*** The records Section Begins ***
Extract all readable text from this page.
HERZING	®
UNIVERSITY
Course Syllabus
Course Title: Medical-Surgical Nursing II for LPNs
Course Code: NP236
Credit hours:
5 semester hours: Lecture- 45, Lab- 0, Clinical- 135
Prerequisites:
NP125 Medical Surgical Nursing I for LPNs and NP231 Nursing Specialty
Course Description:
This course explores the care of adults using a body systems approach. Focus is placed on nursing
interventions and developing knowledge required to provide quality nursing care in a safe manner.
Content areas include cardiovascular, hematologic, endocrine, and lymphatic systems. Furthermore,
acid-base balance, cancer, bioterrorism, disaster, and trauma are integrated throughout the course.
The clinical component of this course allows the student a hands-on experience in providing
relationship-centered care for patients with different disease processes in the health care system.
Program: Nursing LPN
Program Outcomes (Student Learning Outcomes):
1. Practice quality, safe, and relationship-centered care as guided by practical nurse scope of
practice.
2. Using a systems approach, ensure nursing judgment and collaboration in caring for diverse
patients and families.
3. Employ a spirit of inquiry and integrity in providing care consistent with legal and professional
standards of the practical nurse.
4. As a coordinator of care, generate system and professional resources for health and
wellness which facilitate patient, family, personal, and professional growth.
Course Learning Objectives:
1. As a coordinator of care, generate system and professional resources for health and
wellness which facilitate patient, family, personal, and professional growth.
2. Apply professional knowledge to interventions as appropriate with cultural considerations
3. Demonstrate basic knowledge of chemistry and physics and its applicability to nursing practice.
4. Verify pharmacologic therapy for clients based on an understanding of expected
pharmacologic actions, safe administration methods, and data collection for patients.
*** The records Section Ends ***
**Goal of the exercise**
Using the records, work out how many lines include "Learning", and reply with that number alone.

**Solution**
2